● **Material for this task**:
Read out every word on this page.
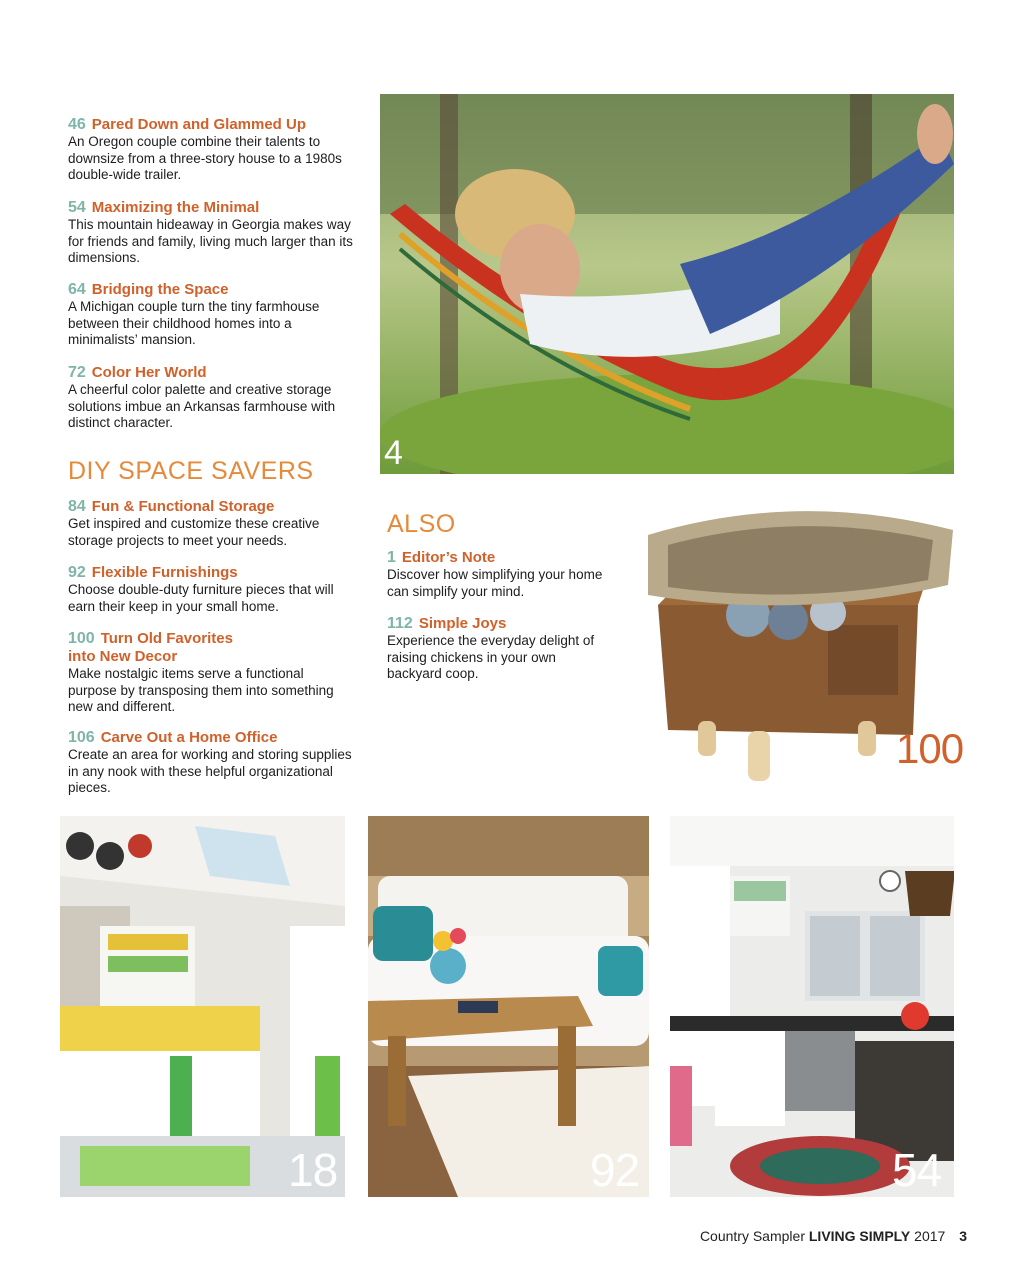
46 Pared Down and Glammed Up
An Oregon couple combine their talents to downsize from a three-story house to a 1980s double-wide trailer.
54 Maximizing the Minimal
This mountain hideaway in Georgia makes way for friends and family, living much larger than its dimensions.
64 Bridging the Space
A Michigan couple turn the tiny farmhouse between their childhood homes into a minimalists’ mansion.
72 Color Her World
A cheerful color palette and creative storage solutions imbue an Arkansas farmhouse with distinct character.
DIY SPACE SAVERS
84 Fun & Functional Storage
Get inspired and customize these creative storage projects to meet your needs.
92 Flexible Furnishings
Choose double-duty furniture pieces that will earn their keep in your small home.
100 Turn Old Favorites
into New Decor
Make nostalgic items serve a functional purpose by transposing them into something new and different.
106 Carve Out a Home Office
Create an area for working and storing supplies in any nook with these helpful organizational pieces.
ALSO
1 Editor’s Note
Discover how simplifying your home can simplify your mind.
112 Simple Joys
Experience the everyday delight of raising chickens in your own backyard coop.
4
100
18	92	54
Country Sampler LIVING SIMPLY 2017 3
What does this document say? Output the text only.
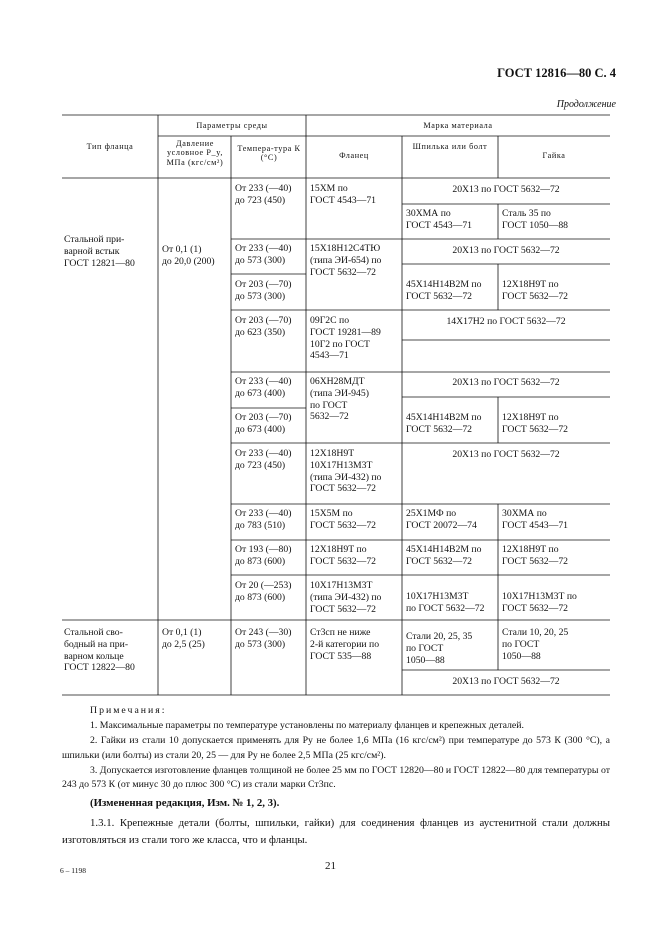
ГОСТ 12816—80 С. 4
Продолжение
Тип фланца
Параметры среды
Давление условное P_y, МПа (кгс/см²)
Темпера-тура К (°С)
Марка материала
Фланец
Шпилька или болт
Гайка
Стальной при-
варной встык
ГОСТ 12821—80
Стальной сво-
бодный на при-
варном кольце
ГОСТ 12822—80
От 0,1 (1)
до 20,0 (200)
От 0,1 (1)
до 2,5 (25)
От 233 (—40)
до 723 (450)
От 233 (—40)
до 573 (300)
От 203 (—70)
до 573 (300)
От 203 (—70)
до 623 (350)
От 233 (—40)
до 673 (400)
От 203 (—70)
до 673 (400)
От 233 (—40)
до 723 (450)
От 233 (—40)
до 783 (510)
От 193 (—80)
до 873 (600)
От 20 (—253)
до 873 (600)
От 243 (—30)
до 573 (300)
15ХМ по
ГОСТ 4543—71
15Х18Н12С4ТЮ
(типа ЭИ-654) по
ГОСТ 5632—72
09Г2С по
ГОСТ 19281—89
10Г2 по ГОСТ
4543—71
06ХН28МДТ
(типа ЭИ-945)
по ГОСТ
5632—72
12Х18Н9Т
10Х17Н13М3Т
(типа ЭИ-432) по
ГОСТ 5632—72
15Х5М по
ГОСТ 5632—72
12Х18Н9Т по
ГОСТ 5632—72
10Х17Н13М3Т
(типа ЭИ-432) по
ГОСТ 5632—72
Ст3сп не ниже
2-й категории по
ГОСТ 535—88
20Х13 по ГОСТ 5632—72
30ХМА по
ГОСТ 4543—71
Сталь 35 по
ГОСТ 1050—88
20Х13 по ГОСТ 5632—72
45Х14Н14В2М по
ГОСТ 5632—72
12Х18Н9Т по
ГОСТ 5632—72
14Х17Н2 по ГОСТ 5632—72
20Х13 по ГОСТ 5632—72
45Х14Н14В2М по
ГОСТ 5632—72
12Х18Н9Т по
ГОСТ 5632—72
20Х13 по ГОСТ 5632—72
25Х1МФ по
ГОСТ 20072—74
30ХМА по
ГОСТ 4543—71
45Х14Н14В2М по
ГОСТ 5632—72
12Х18Н9Т по
ГОСТ 5632—72
10Х17Н13М3Т
по ГОСТ 5632—72
10Х17Н13М3Т по
ГОСТ 5632—72
Стали 20, 25, 35
по ГОСТ
1050—88
Стали 10, 20, 25
по ГОСТ
1050—88
20Х13 по ГОСТ 5632—72
Примечания:
1. Максимальные параметры по температуре установлены по материалу фланцев и крепежных деталей.
2. Гайки из стали 10 допускается применять для Pу не более 1,6 МПа (16 кгс/см²) при температуре до 573 К (300 °С), а шпильки (или болты) из стали 20, 25 — для Pу не более 2,5 МПа (25 кгс/см²).
3. Допускается изготовление фланцев толщиной не более 25 мм по ГОСТ 12820—80 и ГОСТ 12822—80 для температуры от 243 до 573 К (от минус 30 до плюс 300 °С) из стали марки Ст3пс.
(Измененная редакция, Изм. № 1, 2, 3).
1.3.1. Крепежные детали (болты, шпильки, гайки) для соединения фланцев из аустенитной стали должны изготовляться из стали того же класса, что и фланцы.
21
6 – 1198
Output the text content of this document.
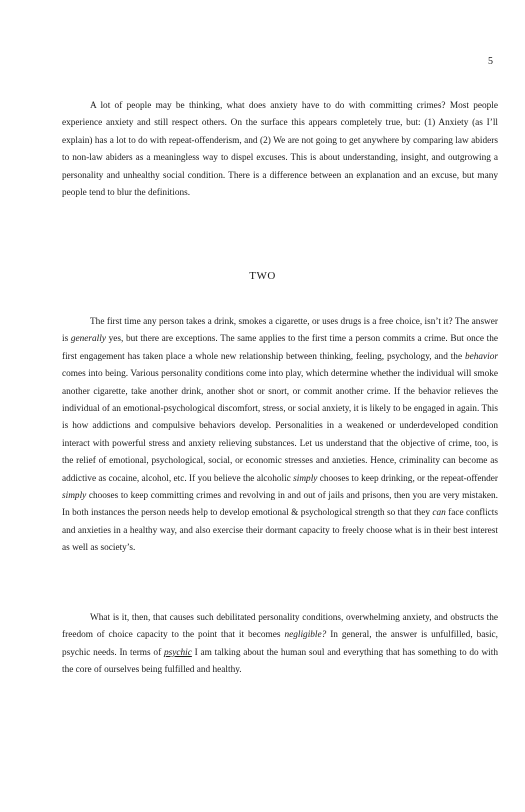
5

A lot of people may be thinking, what does anxiety have to do with committing crimes? Most people experience anxiety and still respect others. On the surface this appears completely true, but: (1) Anxiety (as I’ll explain) has a lot to do with repeat-offenderism, and (2) We are not going to get anywhere by comparing law abiders to non-law abiders as a meaningless way to dispel excuses. This is about understanding, insight, and outgrowing a personality and unhealthy social condition. There is a difference between an explanation and an excuse, but many people tend to blur the definitions.

TWO

The first time any person takes a drink, smokes a cigarette, or uses drugs is a free choice, isn’t it? The answer is generally yes, but there are exceptions. The same applies to the first time a person commits a crime. But once the first engagement has taken place a whole new relationship between thinking, feeling, psychology, and the behavior comes into being. Various personality conditions come into play, which determine whether the individual will smoke another cigarette, take another drink, another shot or snort, or commit another crime. If the behavior relieves the individual of an emotional-psychological discomfort, stress, or social anxiety, it is likely to be engaged in again. This is how addictions and compulsive behaviors develop. Personalities in a weakened or underdeveloped condition interact with powerful stress and anxiety relieving substances. Let us understand that the objective of crime, too, is the relief of emotional, psychological, social, or economic stresses and anxieties. Hence, criminality can become as addictive as cocaine, alcohol, etc. If you believe the alcoholic simply chooses to keep drinking, or the repeat-offender simply chooses to keep committing crimes and revolving in and out of jails and prisons, then you are very mistaken. In both instances the person needs help to develop emotional & psychological strength so that they can face conflicts and anxieties in a healthy way, and also exercise their dormant capacity to freely choose what is in their best interest as well as society’s.

What is it, then, that causes such debilitated personality conditions, overwhelming anxiety, and obstructs the freedom of choice capacity to the point that it becomes negligible? In general, the answer is unfulfilled, basic, psychic needs. In terms of psychic I am talking about the human soul and everything that has something to do with the core of ourselves being fulfilled and healthy.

● **Problem to work on**: Copy each line holding the word "double" from the listing above.

● **Exercise answer**:
An Oregon couple combine their talents to downsize from a three-story house to a 1980s double-wide trailer.
Choose double-duty furniture pieces that will earn their keep in your small home.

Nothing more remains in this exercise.